__STATED EXERCISE__: Extract every line of the material that holds the string "beta".

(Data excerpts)
****************

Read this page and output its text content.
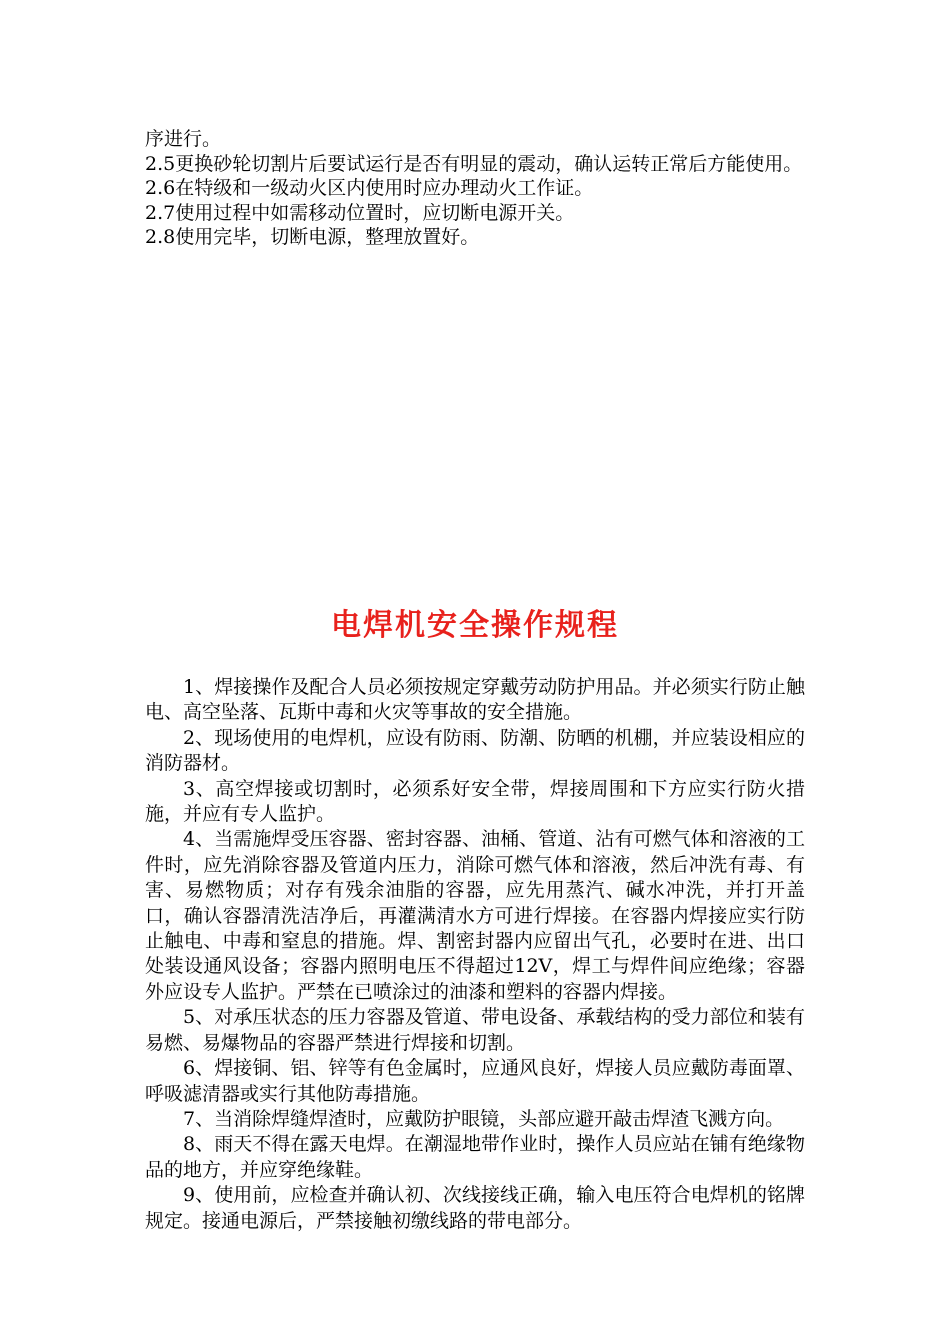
序进行。

2.5更换砂轮切割片后要试运行是否有明显的震动，确认运转正常后方能使用。

2.6在特级和一级动火区内使用时应办理动火工作证。

2.7使用过程中如需移动位置时，应切断电源开关。

2.8使用完毕，切断电源，整理放置好。

电焊机安全操作规程

1、焊接操作及配合人员必须按规定穿戴劳动防护用品。并必须实行防止触电、高空坠落、瓦斯中毒和火灾等事故的安全措施。

2、现场使用的电焊机，应设有防雨、防潮、防晒的机棚，并应装设相应的消防器材。

3、高空焊接或切割时，必须系好安全带，焊接周围和下方应实行防火措施，并应有专人监护。

4、当需施焊受压容器、密封容器、油桶、管道、沾有可燃气体和溶液的工件时，应先消除容器及管道内压力，消除可燃气体和溶液，然后冲洗有毒、有害、易燃物质；对存有残余油脂的容器，应先用蒸汽、碱水冲洗，并打开盖口，确认容器清洗洁净后，再灌满清水方可进行焊接。在容器内焊接应实行防止触电、中毒和窒息的措施。焊、割密封器内应留出气孔，必要时在进、出口处装设通风设备；容器内照明电压不得超过12V，焊工与焊件间应绝缘；容器外应设专人监护。严禁在已喷涂过的油漆和塑料的容器内焊接。

5、对承压状态的压力容器及管道、带电设备、承载结构的受力部位和装有易燃、易爆物品的容器严禁进行焊接和切割。

6、焊接铜、铝、锌等有色金属时，应通风良好，焊接人员应戴防毒面罩、呼吸滤清器或实行其他防毒措施。

7、当消除焊缝焊渣时，应戴防护眼镜，头部应避开敲击焊渣飞溅方向。

8、雨天不得在露天电焊。在潮湿地带作业时，操作人员应站在铺有绝缘物品的地方，并应穿绝缘鞋。

9、使用前，应检查并确认初、次线接线正确，输入电压符合电焊机的铭牌规定。接通电源后，严禁接触初缴线路的带电部分。
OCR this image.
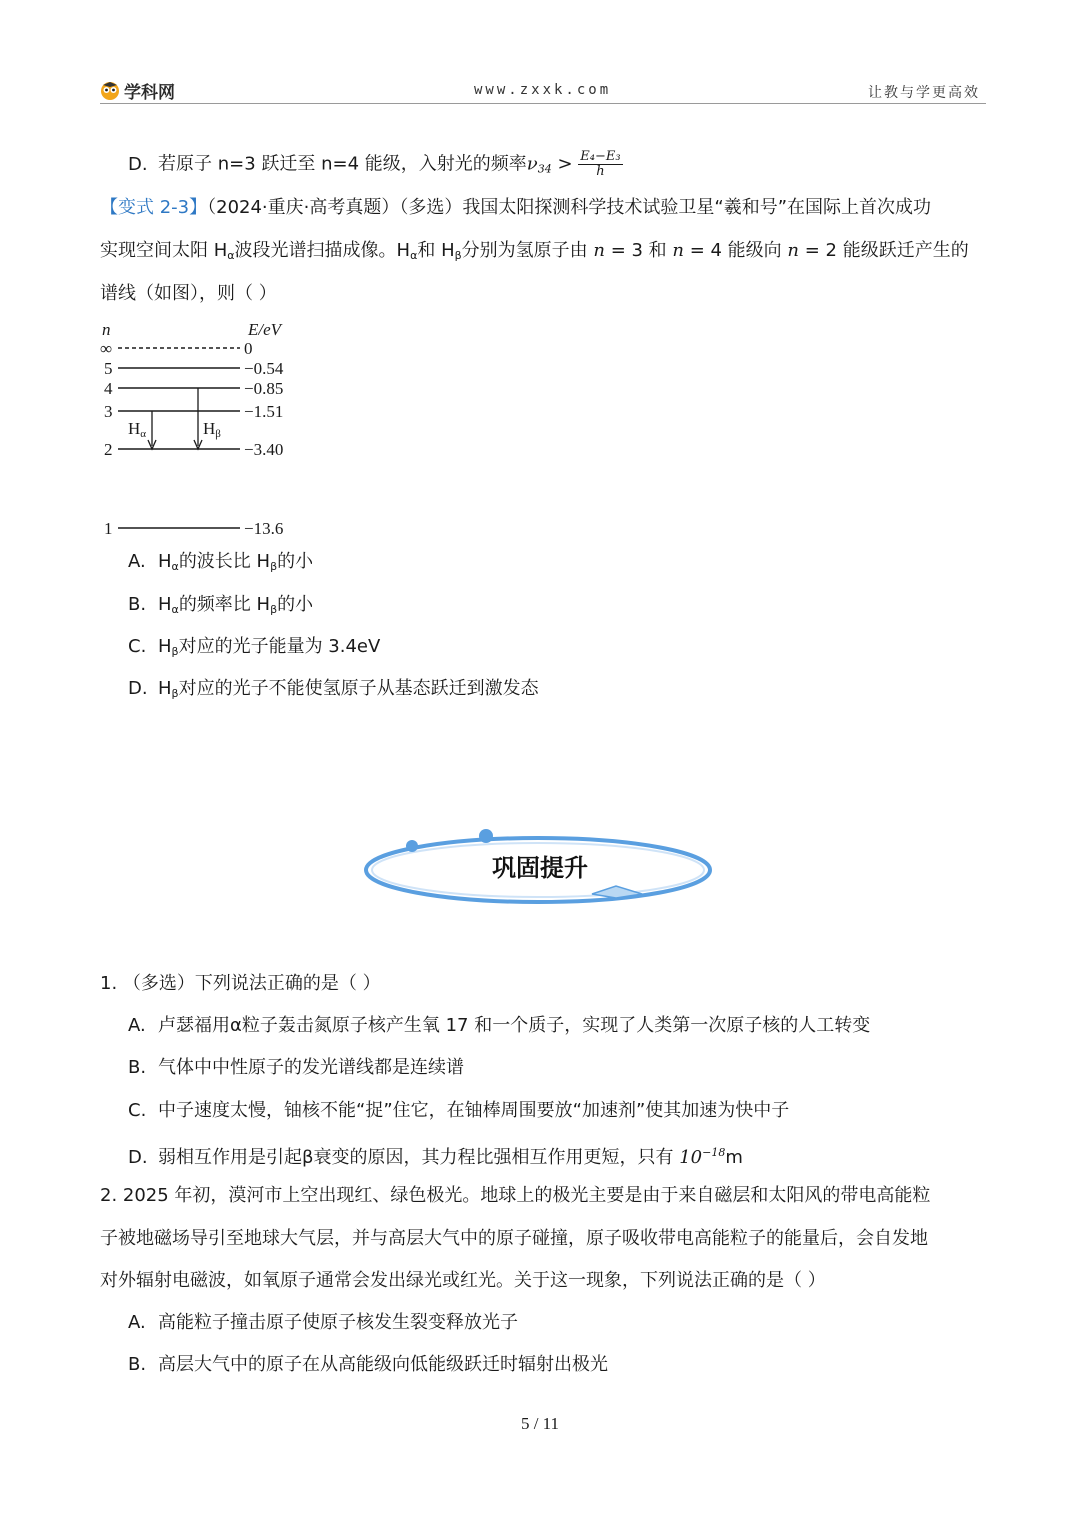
学科网	www.zxxk.com	让教与学更高效
D. 若原子 n=3 跃迁至 n=4 能级，入射光的频率$\nu_{34} > \frac{\text{E₄−E₃}}{h}$
【变式 2-3】（2024·重庆·高考真题）（多选）我国太阳探测科学技术试验卫星“羲和号”在国际上首次成功
实现空间太阳 $H_\alpha$波段光谱扫描成像。$H_\alpha$和 $H_\beta$分别为氢原子由 n = 3 和 n = 4 能级向 n = 2 能级跃迁产生的
谱线（如图），则（ ）
n	E/eV
∞	0
5	−0.54
4	−0.85
3	−1.51
2	−3.40
1	−13.6
Hα	Hβ
A. $H_\alpha$的波长比 $H_\beta$的小
B. $H_\alpha$的频率比 $H_\beta$的小
C. $H_\beta$对应的光子能量为 3.4eV
D. $H_\beta$对应的光子不能使氢原子从基态跃迁到激发态
巩固提升
1. （多选）下列说法正确的是（ ）
A. 卢瑟福用α粒子轰击氮原子核产生氧 17 和一个质子，实现了人类第一次原子核的人工转变
B. 气体中中性原子的发光谱线都是连续谱
C. 中子速度太慢，铀核不能“捉”住它，在铀棒周围要放“加速剂”使其加速为快中子
D. 弱相互作用是引起β衰变的原因，其力程比强相互作用更短，只有 $10^{-18}m$
2. 2025 年初，漠河市上空出现红、绿色极光。地球上的极光主要是由于来自磁层和太阳风的带电高能粒
子被地磁场导引至地球大气层，并与高层大气中的原子碰撞，原子吸收带电高能粒子的能量后，会自发地
对外辐射电磁波，如氧原子通常会发出绿光或红光。关于这一现象，下列说法正确的是（ ）
A. 高能粒子撞击原子使原子核发生裂变释放光子
B. 高层大气中的原子在从高能级向低能级跃迁时辐射出极光
5 / 11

****************

__ANSWER IN FULL__:
实现空间太阳 $H_\alpha$波段光谱扫描成像。$H_\alpha$和 $H_\beta$分别为氢原子由 n = 3 和 n = 4 能级向 n = 2 能级跃迁产生的
A. $H_\alpha$的波长比 $H_\beta$的小
B. $H_\alpha$的频率比 $H_\beta$的小
C. $H_\beta$对应的光子能量为 3.4eV
D. $H_\beta$对应的光子不能使氢原子从基态跃迁到激发态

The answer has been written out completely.